I had penned my next piece about why the governance structure of the EU harms the ability (and importantly) the agility of the UK to act in its best interests and ultimately in the best interests of Europe.
However, there is something more pressing that we all need to confront and decide how we feel about it.
So, in this post I will examine why it matters that David Cameron has lied about the ‘Legally Binding’ deal that he apparently secured in Brussels on 20th Feb 2016.
Before covering the reasons why the lie matters, we examine the nature of the lie and provide reassurance that it is categorical, not a hypothesis that Cameron has indeed lied
Why leaving the EU is a process that includes a negotiation and not a fait accompli, as some believe.
Why it doesn’t make sense for the EU to apply tariffs to British exports.
The relative health of economies in Europe and UK
Predicted crash of the pound
Why common sense will prevail
Leaving the EU – The Process
The process for leaving the EU will take some time to execute but it doesn’t take long to read the treaty text that defines the process. A member state leaves the EU by invoking Article 50 of the Lisbon Treaty
Here’s a screenshot of the whole thing (yes, that’s all of it):
Reading the words you can see that it clearly states that there will be a negotiation. Some claim however that there will be no negotiation as per the Article 50 text and the EU will simply tell us what deal is available, for us to either accept or decline.
Some also claim that UK representatives will not even be allowed to attend the ‘negotiations’ in which case the EU representatives presumably hold discussions with a row of empty chairs.
Rather than go over every word myself, there are numerous articles covering the specifics. Here’s one by Brexit Blogger euquestion:
I am told that in the case of UK leaving the EU, that the EU will have ‘the whip hand’, and will tell the UK ‘what the deal is’ and that tariffs will be automatically applied to UK exports to the EU if we don’t accept.
Let’s tackle the first claim:
The EU will decide what the deal is and offer it on a take it or leave it basis.

## RECORDS FOR THIS EXERCISE:
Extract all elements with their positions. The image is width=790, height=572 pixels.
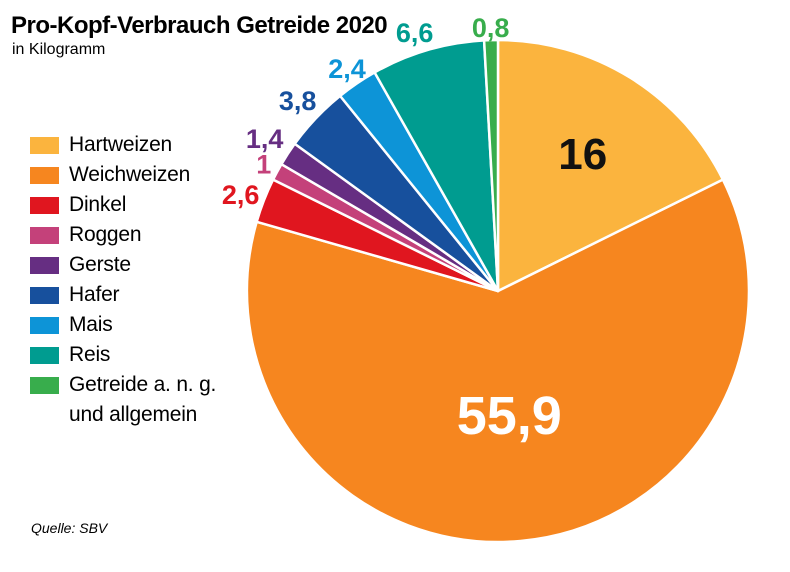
legend-swatch xyxy=(30,226,59,244)
value-label-roggen: 1 xyxy=(256,150,271,180)
legend-swatch xyxy=(30,196,59,214)
legend-swatch xyxy=(30,346,59,364)
legend-swatch xyxy=(30,286,59,304)
legend-label: Reis xyxy=(69,343,111,366)
source-note: Quelle: SBV xyxy=(31,520,108,536)
value-label-gerste: 1,4 xyxy=(246,124,284,154)
value-label-reis: 6,6 xyxy=(396,18,434,48)
legend: Hartweizen Weichweizen Dinkel Roggen Gerste H… xyxy=(30,130,216,430)
value-label-hartweizen: 16 xyxy=(558,130,607,179)
legend-item-mais: Mais xyxy=(30,310,216,340)
value-label-hafer: 3,8 xyxy=(279,86,317,116)
legend-item-getreide-a-n-g: Getreide a. n. g. xyxy=(30,370,216,400)
legend-label: und allgemein xyxy=(69,403,198,426)
legend-label: Mais xyxy=(69,313,113,336)
pie-slice-reis xyxy=(373,39,500,293)
legend-label: Hafer xyxy=(69,283,120,306)
page-title: Pro-Kopf-Verbrauch Getreide 2020 xyxy=(11,12,388,39)
legend-item-dinkel: Dinkel xyxy=(30,190,216,220)
pie-slice-getreide-a-n-g-und-allgemein xyxy=(482,38,500,293)
legend-item-roggen: Roggen xyxy=(30,220,216,250)
legend-item-reis: Reis xyxy=(30,340,216,370)
legend-swatch xyxy=(30,316,59,334)
value-label-weichweizen: 55,9 xyxy=(457,386,562,446)
pie-slice-weichweizen xyxy=(245,178,751,544)
legend-label: Roggen xyxy=(69,223,142,246)
legend-swatch xyxy=(30,376,59,394)
legend-swatch xyxy=(30,166,59,184)
value-label-dinkel: 2,6 xyxy=(222,180,260,210)
legend-label: Weichweizen xyxy=(69,163,191,186)
legend-item-gerste: Gerste xyxy=(30,250,216,280)
legend-item-hafer: Hafer xyxy=(30,280,216,310)
legend-swatch xyxy=(30,256,59,274)
value-label-mais: 2,4 xyxy=(328,54,366,84)
legend-item-weichweizen: Weichweizen xyxy=(30,160,216,190)
value-label-getreide-a-n-g-und-allgemein: 0,8 xyxy=(472,13,510,43)
legend-label-line2: und allgemein xyxy=(69,400,216,430)
legend-swatch xyxy=(30,136,59,154)
legend-label: Getreide a. n. g. xyxy=(69,373,217,396)
page-subtitle: in Kilogramm xyxy=(12,41,106,58)
legend-item-hartweizen: Hartweizen xyxy=(30,130,216,160)
pie-slice-hartweizen xyxy=(496,38,725,293)
legend-label: Gerste xyxy=(69,253,131,276)
legend-label: Hartweizen xyxy=(69,133,173,156)
legend-label: Dinkel xyxy=(69,193,127,216)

## WRITTEN PROBLEM 1:
Answer these questions about the post on leaving the EU:
(a) On what date did David Cameron apparently secure the deal in Brussels?
(b) Which article of which treaty does a member state invoke to leave the EU?
(c) What is the name of the Brexit blogger whose article is cited?
## WRITTEN PROBLEM 2:
Reproduce the entry above verbatim, every line, but omit the picture.

## RESPONSE 1:
(a) 20th Feb 2016
(b) Article 50 of the Lisbon Treaty
(c) euquestion

## RESPONSE 2:
Extract all elements with their positions. The image is width=790, height=572 pixels.
legend-swatch xyxy=(30,226,59,244)
value-label-roggen: 1 xyxy=(256,150,271,180)
legend-swatch xyxy=(30,196,59,214)
legend-swatch xyxy=(30,346,59,364)
legend-swatch xyxy=(30,286,59,304)
legend-label: Reis xyxy=(69,343,111,366)
source-note: Quelle: SBV xyxy=(31,520,108,536)
value-label-gerste: 1,4 xyxy=(246,124,284,154)
value-label-reis: 6,6 xyxy=(396,18,434,48)
legend: Hartweizen Weichweizen Dinkel Roggen Gerste H… xyxy=(30,130,216,430)
value-label-hartweizen: 16 xyxy=(558,130,607,179)
legend-item-mais: Mais xyxy=(30,310,216,340)
value-label-hafer: 3,8 xyxy=(279,86,317,116)
legend-item-getreide-a-n-g: Getreide a. n. g. xyxy=(30,370,216,400)
legend-label: und allgemein xyxy=(69,403,198,426)
legend-label: Mais xyxy=(69,313,113,336)
pie-slice-reis xyxy=(373,39,500,293)
legend-label: Hafer xyxy=(69,283,120,306)
page-title: Pro-Kopf-Verbrauch Getreide 2020 xyxy=(11,12,388,39)
legend-item-dinkel: Dinkel xyxy=(30,190,216,220)
pie-slice-getreide-a-n-g-und-allgemein xyxy=(482,38,500,293)
legend-item-roggen: Roggen xyxy=(30,220,216,250)
legend-item-reis: Reis xyxy=(30,340,216,370)
legend-swatch xyxy=(30,316,59,334)
value-label-weichweizen: 55,9 xyxy=(457,386,562,446)
pie-slice-weichweizen xyxy=(245,178,751,544)
legend-label: Roggen xyxy=(69,223,142,246)
legend-swatch xyxy=(30,376,59,394)
legend-swatch xyxy=(30,166,59,184)
value-label-dinkel: 2,6 xyxy=(222,180,260,210)
legend-label: Weichweizen xyxy=(69,163,191,186)
legend-item-gerste: Gerste xyxy=(30,250,216,280)
legend-item-hafer: Hafer xyxy=(30,280,216,310)
legend-swatch xyxy=(30,256,59,274)
value-label-mais: 2,4 xyxy=(328,54,366,84)
legend-item-weichweizen: Weichweizen xyxy=(30,160,216,190)
value-label-getreide-a-n-g-und-allgemein: 0,8 xyxy=(472,13,510,43)
legend-label-line2: und allgemein xyxy=(69,400,216,430)
legend-swatch xyxy=(30,136,59,154)
legend-label: Getreide a. n. g. xyxy=(69,373,217,396)
page-subtitle: in Kilogramm xyxy=(12,41,106,58)
legend-item-hartweizen: Hartweizen xyxy=(30,130,216,160)
pie-slice-hartweizen xyxy=(496,38,725,293)
legend-label: Gerste xyxy=(69,253,131,276)
legend-label: Hartweizen xyxy=(69,133,173,156)
legend-label: Dinkel xyxy=(69,193,127,216)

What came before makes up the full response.